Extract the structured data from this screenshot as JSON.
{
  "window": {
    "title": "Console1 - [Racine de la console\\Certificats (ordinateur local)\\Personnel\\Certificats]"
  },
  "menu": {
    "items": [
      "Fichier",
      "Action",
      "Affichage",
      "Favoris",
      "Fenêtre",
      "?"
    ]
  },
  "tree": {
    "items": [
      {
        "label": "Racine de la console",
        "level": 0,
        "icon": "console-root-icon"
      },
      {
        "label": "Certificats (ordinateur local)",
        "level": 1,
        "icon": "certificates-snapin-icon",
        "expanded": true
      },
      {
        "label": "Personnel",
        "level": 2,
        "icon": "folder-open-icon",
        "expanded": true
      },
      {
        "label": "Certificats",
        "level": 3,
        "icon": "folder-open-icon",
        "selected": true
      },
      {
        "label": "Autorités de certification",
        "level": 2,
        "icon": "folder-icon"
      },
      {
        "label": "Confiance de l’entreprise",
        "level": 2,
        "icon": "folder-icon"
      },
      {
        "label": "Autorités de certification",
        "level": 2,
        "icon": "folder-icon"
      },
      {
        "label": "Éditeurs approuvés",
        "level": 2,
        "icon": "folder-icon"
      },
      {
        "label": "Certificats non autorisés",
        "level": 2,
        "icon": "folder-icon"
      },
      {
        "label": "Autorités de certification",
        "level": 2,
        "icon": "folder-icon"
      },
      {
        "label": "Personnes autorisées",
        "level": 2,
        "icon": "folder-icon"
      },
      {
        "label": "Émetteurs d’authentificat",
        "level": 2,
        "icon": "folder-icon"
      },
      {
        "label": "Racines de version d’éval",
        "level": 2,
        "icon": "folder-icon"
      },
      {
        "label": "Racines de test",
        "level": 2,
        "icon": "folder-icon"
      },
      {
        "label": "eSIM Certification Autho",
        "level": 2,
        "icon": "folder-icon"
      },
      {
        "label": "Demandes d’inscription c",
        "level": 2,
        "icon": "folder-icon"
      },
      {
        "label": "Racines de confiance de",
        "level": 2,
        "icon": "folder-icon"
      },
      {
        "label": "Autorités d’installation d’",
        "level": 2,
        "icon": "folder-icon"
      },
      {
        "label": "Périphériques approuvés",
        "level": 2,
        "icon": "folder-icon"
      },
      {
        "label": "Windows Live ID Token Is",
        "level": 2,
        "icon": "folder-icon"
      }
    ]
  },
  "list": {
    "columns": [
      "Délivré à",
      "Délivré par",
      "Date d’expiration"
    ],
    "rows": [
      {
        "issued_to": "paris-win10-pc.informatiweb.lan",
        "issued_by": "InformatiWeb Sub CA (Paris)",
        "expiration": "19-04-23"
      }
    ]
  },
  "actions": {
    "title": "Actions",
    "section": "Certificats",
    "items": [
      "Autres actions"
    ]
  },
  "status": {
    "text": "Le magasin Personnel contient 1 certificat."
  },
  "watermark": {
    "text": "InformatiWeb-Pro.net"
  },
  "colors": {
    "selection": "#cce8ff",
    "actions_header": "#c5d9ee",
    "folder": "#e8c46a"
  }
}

☆ ☆ ☆ ☆ ☆

Repeat every record, exactly as written.

**Full solution**
Extract the structured data from this screenshot as JSON.
{
  "window": {
    "title": "Console1 - [Racine de la console\\Certificats (ordinateur local)\\Personnel\\Certificats]"
  },
  "menu": {
    "items": [
      "Fichier",
      "Action",
      "Affichage",
      "Favoris",
      "Fenêtre",
      "?"
    ]
  },
  "tree": {
    "items": [
      {
        "label": "Racine de la console",
        "level": 0,
        "icon": "console-root-icon"
      },
      {
        "label": "Certificats (ordinateur local)",
        "level": 1,
        "icon": "certificates-snapin-icon",
        "expanded": true
      },
      {
        "label": "Personnel",
        "level": 2,
        "icon": "folder-open-icon",
        "expanded": true
      },
      {
        "label": "Certificats",
        "level": 3,
        "icon": "folder-open-icon",
        "selected": true
      },
      {
        "label": "Autorités de certification",
        "level": 2,
        "icon": "folder-icon"
      },
      {
        "label": "Confiance de l’entreprise",
        "level": 2,
        "icon": "folder-icon"
      },
      {
        "label": "Autorités de certification",
        "level": 2,
        "icon": "folder-icon"
      },
      {
        "label": "Éditeurs approuvés",
        "level": 2,
        "icon": "folder-icon"
      },
      {
        "label": "Certificats non autorisés",
        "level": 2,
        "icon": "folder-icon"
      },
      {
        "label": "Autorités de certification",
        "level": 2,
        "icon": "folder-icon"
      },
      {
        "label": "Personnes autorisées",
        "level": 2,
        "icon": "folder-icon"
      },
      {
        "label": "Émetteurs d’authentificat",
        "level": 2,
        "icon": "folder-icon"
      },
      {
        "label": "Racines de version d’éval",
        "level": 2,
        "icon": "folder-icon"
      },
      {
        "label": "Racines de test",
        "level": 2,
        "icon": "folder-icon"
      },
      {
        "label": "eSIM Certification Autho",
        "level": 2,
        "icon": "folder-icon"
      },
      {
        "label": "Demandes d’inscription c",
        "level": 2,
        "icon": "folder-icon"
      },
      {
        "label": "Racines de confiance de",
        "level": 2,
        "icon": "folder-icon"
      },
      {
        "label": "Autorités d’installation d’",
        "level": 2,
        "icon": "folder-icon"
      },
      {
        "label": "Périphériques approuvés",
        "level": 2,
        "icon": "folder-icon"
      },
      {
        "label": "Windows Live ID Token Is",
        "level": 2,
        "icon": "folder-icon"
      }
    ]
  },
  "list": {
    "columns": [
      "Délivré à",
      "Délivré par",
      "Date d’expiration"
    ],
    "rows": [
      {
        "issued_to": "paris-win10-pc.informatiweb.lan",
        "issued_by": "InformatiWeb Sub CA (Paris)",
        "expiration": "19-04-23"
      }
    ]
  },
  "actions": {
    "title": "Actions",
    "section": "Certificats",
    "items": [
      "Autres actions"
    ]
  },
  "status": {
    "text": "Le magasin Personnel contient 1 certificat."
  },
  "watermark": {
    "text": "InformatiWeb-Pro.net"
  },
  "colors": {
    "selection": "#cce8ff",
    "actions_header": "#c5d9ee",
    "folder": "#e8c46a"
  }
}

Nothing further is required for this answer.